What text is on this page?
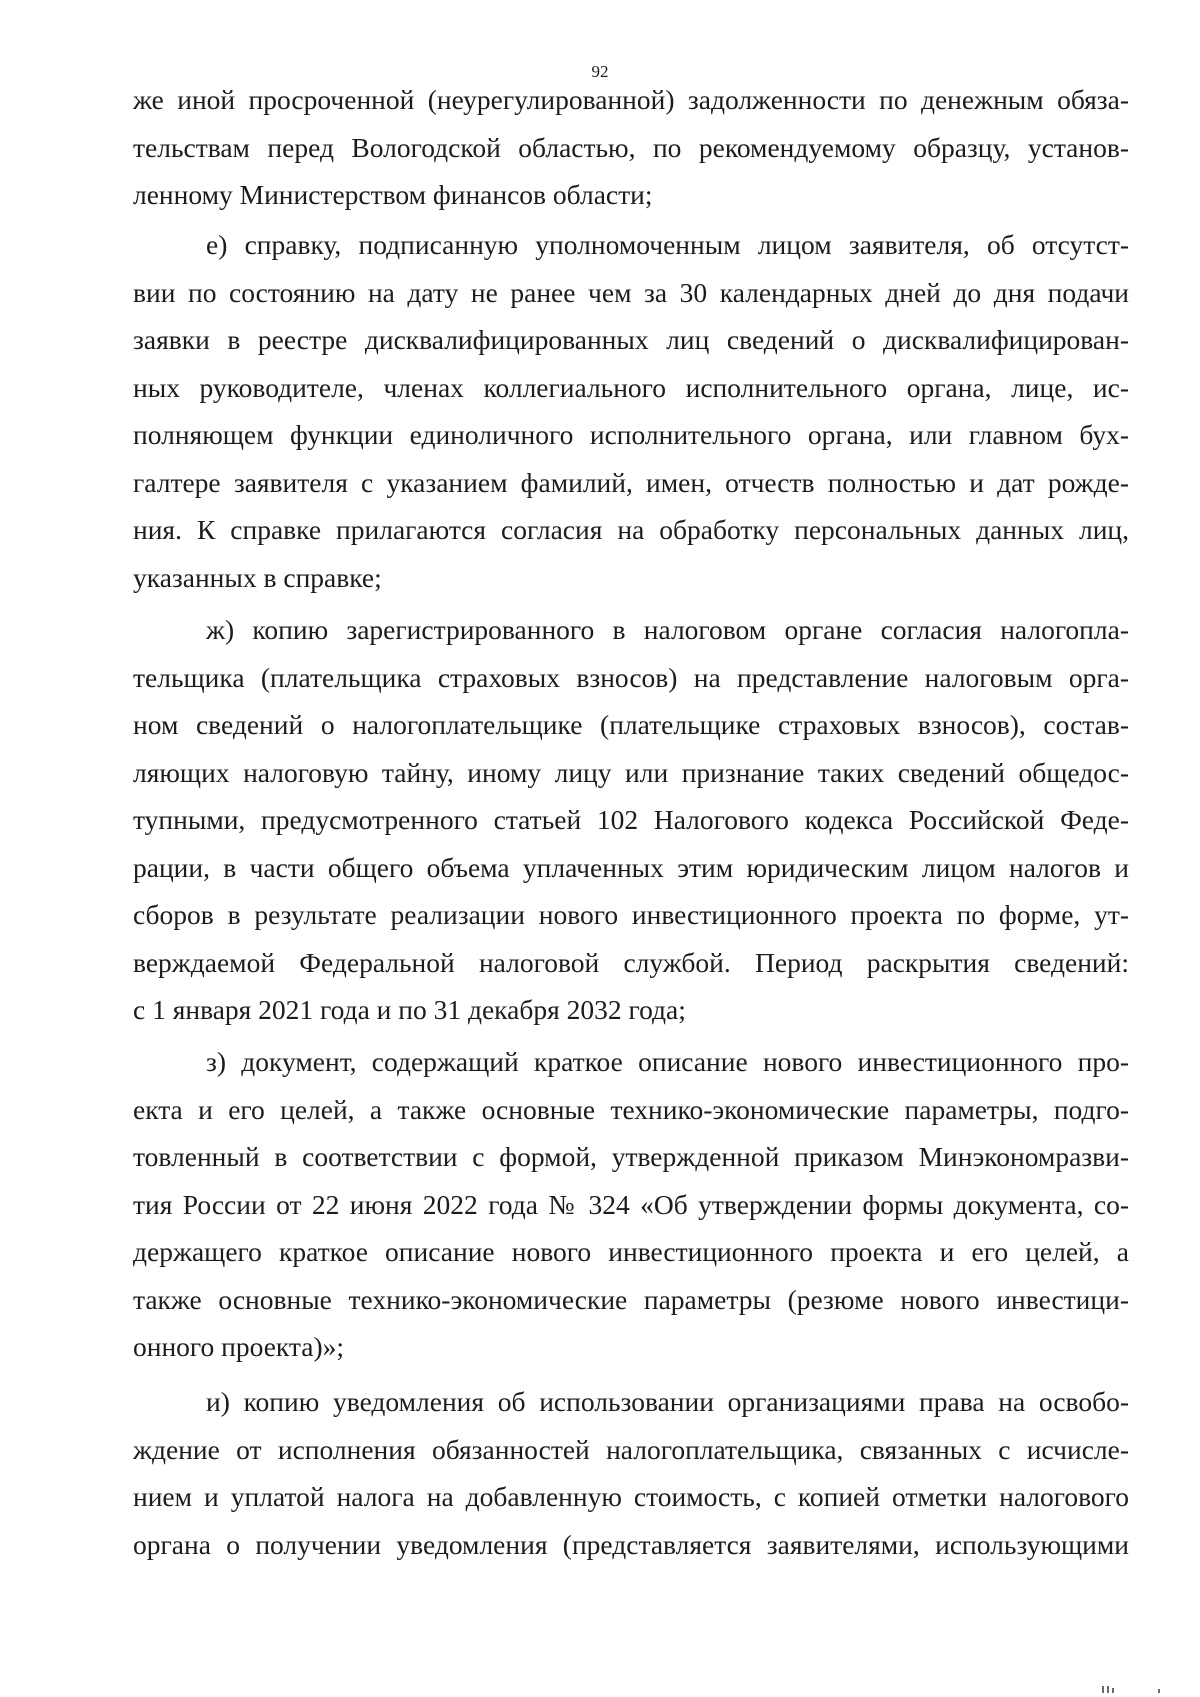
92
же иной просроченной (неурегулированной) задолженности по денежным обяза-
тельствам перед Вологодской областью, по рекомендуемому образцу, установ-
ленному Министерством финансов области;
е) справку, подписанную уполномоченным лицом заявителя, об отсутст-
вии по состоянию на дату не ранее чем за 30 календарных дней до дня подачи
заявки в реестре дисквалифицированных лиц сведений о дисквалифицирован-
ных руководителе, членах коллегиального исполнительного органа, лице, ис-
полняющем функции единоличного исполнительного органа, или главном бух-
галтере заявителя с указанием фамилий, имен, отчеств полностью и дат рожде-
ния. К справке прилагаются согласия на обработку персональных данных лиц,
указанных в справке;
ж) копию зарегистрированного в налоговом органе согласия налогопла-
тельщика (плательщика страховых взносов) на представление налоговым орга-
ном сведений о налогоплательщике (плательщике страховых взносов), состав-
ляющих налоговую тайну, иному лицу или признание таких сведений общедос-
тупными, предусмотренного статьей 102 Налогового кодекса Российской Феде-
рации, в части общего объема уплаченных этим юридическим лицом налогов и
сборов в результате реализации нового инвестиционного проекта по форме, ут-
верждаемой Федеральной налоговой службой. Период раскрытия сведений:
с 1 января 2021 года и по 31 декабря 2032 года;
з) документ, содержащий краткое описание нового инвестиционного про-
екта и его целей, а также основные технико-экономические параметры, подго-
товленный в соответствии с формой, утвержденной приказом Минэкономразви-
тия России от 22 июня 2022 года № 324 «Об утверждении формы документа, со-
держащего краткое описание нового инвестиционного проекта и его целей, а
также основные технико-экономические параметры (резюме нового инвестици-
онного проекта)»;
и) копию уведомления об использовании организациями права на освобо-
ждение от исполнения обязанностей налогоплательщика, связанных с исчисле-
нием и уплатой налога на добавленную стоимость, с копией отметки налогового
органа о получении уведомления (представляется заявителями, использующими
----------
● TASK OBJECTIVE: Output all of the entries verbatim, leaving out any images.

● FULL RESPONSE:
What text is on this page?
92
же иной просроченной (неурегулированной) задолженности по денежным обяза-
тельствам перед Вологодской областью, по рекомендуемому образцу, установ-
ленному Министерством финансов области;
е) справку, подписанную уполномоченным лицом заявителя, об отсутст-
вии по состоянию на дату не ранее чем за 30 календарных дней до дня подачи
заявки в реестре дисквалифицированных лиц сведений о дисквалифицирован-
ных руководителе, членах коллегиального исполнительного органа, лице, ис-
полняющем функции единоличного исполнительного органа, или главном бух-
галтере заявителя с указанием фамилий, имен, отчеств полностью и дат рожде-
ния. К справке прилагаются согласия на обработку персональных данных лиц,
указанных в справке;
ж) копию зарегистрированного в налоговом органе согласия налогопла-
тельщика (плательщика страховых взносов) на представление налоговым орга-
ном сведений о налогоплательщике (плательщике страховых взносов), состав-
ляющих налоговую тайну, иному лицу или признание таких сведений общедос-
тупными, предусмотренного статьей 102 Налогового кодекса Российской Феде-
рации, в части общего объема уплаченных этим юридическим лицом налогов и
сборов в результате реализации нового инвестиционного проекта по форме, ут-
верждаемой Федеральной налоговой службой. Период раскрытия сведений:
с 1 января 2021 года и по 31 декабря 2032 года;
з) документ, содержащий краткое описание нового инвестиционного про-
екта и его целей, а также основные технико-экономические параметры, подго-
товленный в соответствии с формой, утвержденной приказом Минэкономразви-
тия России от 22 июня 2022 года № 324 «Об утверждении формы документа, со-
держащего краткое описание нового инвестиционного проекта и его целей, а
также основные технико-экономические параметры (резюме нового инвестици-
онного проекта)»;
и) копию уведомления об использовании организациями права на освобо-
ждение от исполнения обязанностей налогоплательщика, связанных с исчисле-
нием и уплатой налога на добавленную стоимость, с копией отметки налогового
органа о получении уведомления (представляется заявителями, использующими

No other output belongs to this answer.